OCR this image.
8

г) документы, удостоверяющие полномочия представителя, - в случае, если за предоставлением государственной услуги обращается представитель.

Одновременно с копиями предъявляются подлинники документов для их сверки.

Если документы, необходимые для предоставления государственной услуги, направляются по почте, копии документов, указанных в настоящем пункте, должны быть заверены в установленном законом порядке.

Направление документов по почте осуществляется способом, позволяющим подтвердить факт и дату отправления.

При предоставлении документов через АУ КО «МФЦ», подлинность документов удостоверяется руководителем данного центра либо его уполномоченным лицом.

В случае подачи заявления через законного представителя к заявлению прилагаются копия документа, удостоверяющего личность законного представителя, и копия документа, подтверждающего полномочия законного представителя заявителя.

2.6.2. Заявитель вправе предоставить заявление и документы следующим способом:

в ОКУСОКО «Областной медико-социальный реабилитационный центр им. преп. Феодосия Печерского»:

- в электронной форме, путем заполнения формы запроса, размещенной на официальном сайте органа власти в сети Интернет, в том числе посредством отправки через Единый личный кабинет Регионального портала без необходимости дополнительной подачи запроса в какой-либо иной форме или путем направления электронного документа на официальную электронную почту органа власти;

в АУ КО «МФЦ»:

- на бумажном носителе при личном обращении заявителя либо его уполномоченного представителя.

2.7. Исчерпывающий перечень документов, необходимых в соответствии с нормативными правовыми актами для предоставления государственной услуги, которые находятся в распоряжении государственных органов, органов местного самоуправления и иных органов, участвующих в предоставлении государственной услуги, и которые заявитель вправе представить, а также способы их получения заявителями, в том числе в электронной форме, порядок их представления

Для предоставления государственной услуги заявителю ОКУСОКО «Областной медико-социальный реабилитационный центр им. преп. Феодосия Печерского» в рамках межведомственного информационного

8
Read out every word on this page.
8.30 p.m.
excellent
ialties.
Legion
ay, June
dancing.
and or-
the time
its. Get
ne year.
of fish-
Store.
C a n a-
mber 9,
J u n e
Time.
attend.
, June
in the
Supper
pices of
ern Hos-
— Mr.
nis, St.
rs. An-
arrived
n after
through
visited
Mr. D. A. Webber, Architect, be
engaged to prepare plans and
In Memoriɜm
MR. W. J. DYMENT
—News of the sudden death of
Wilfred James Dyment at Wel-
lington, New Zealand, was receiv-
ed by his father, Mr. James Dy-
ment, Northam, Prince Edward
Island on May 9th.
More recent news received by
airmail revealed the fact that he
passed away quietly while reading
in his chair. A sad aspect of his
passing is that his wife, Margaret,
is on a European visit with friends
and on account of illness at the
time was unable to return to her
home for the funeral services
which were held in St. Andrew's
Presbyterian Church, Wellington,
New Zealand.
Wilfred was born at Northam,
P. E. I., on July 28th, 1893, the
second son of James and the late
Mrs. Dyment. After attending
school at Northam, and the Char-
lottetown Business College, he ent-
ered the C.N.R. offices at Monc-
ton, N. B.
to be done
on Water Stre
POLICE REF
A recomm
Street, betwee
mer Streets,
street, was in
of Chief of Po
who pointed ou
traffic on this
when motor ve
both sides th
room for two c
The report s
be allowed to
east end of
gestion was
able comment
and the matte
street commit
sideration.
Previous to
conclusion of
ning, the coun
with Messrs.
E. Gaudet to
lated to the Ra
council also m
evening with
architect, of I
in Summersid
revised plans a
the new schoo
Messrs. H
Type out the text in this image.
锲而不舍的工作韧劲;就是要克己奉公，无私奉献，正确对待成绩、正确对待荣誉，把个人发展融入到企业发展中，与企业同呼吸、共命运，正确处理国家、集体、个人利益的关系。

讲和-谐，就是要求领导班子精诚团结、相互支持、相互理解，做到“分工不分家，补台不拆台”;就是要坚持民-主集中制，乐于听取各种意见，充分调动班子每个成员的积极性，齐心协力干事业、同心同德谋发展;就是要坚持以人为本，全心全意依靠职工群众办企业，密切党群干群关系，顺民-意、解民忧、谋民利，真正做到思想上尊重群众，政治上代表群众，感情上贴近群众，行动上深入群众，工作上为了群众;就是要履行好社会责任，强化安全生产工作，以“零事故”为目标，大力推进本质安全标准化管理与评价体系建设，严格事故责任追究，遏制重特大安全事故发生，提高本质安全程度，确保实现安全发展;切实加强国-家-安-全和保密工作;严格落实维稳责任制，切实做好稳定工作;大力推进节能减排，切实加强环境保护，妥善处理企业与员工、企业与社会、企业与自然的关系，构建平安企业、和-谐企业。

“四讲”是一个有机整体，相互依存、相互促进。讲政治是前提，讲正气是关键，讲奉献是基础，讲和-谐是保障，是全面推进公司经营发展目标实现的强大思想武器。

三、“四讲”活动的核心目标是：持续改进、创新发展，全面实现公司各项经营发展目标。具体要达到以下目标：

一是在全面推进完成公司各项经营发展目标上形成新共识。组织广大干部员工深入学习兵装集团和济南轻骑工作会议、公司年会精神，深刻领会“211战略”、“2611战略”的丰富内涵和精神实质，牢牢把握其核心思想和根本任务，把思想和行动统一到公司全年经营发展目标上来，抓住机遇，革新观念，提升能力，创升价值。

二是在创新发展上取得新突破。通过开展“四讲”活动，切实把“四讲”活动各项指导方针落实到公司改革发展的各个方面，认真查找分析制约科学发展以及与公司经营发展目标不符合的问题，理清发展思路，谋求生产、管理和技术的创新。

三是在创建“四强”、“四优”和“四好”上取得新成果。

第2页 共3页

----

**Exercise brief:**
Show the lines that mention the word "image".

**The reply:**
OCR this image.
Type out the text in this image.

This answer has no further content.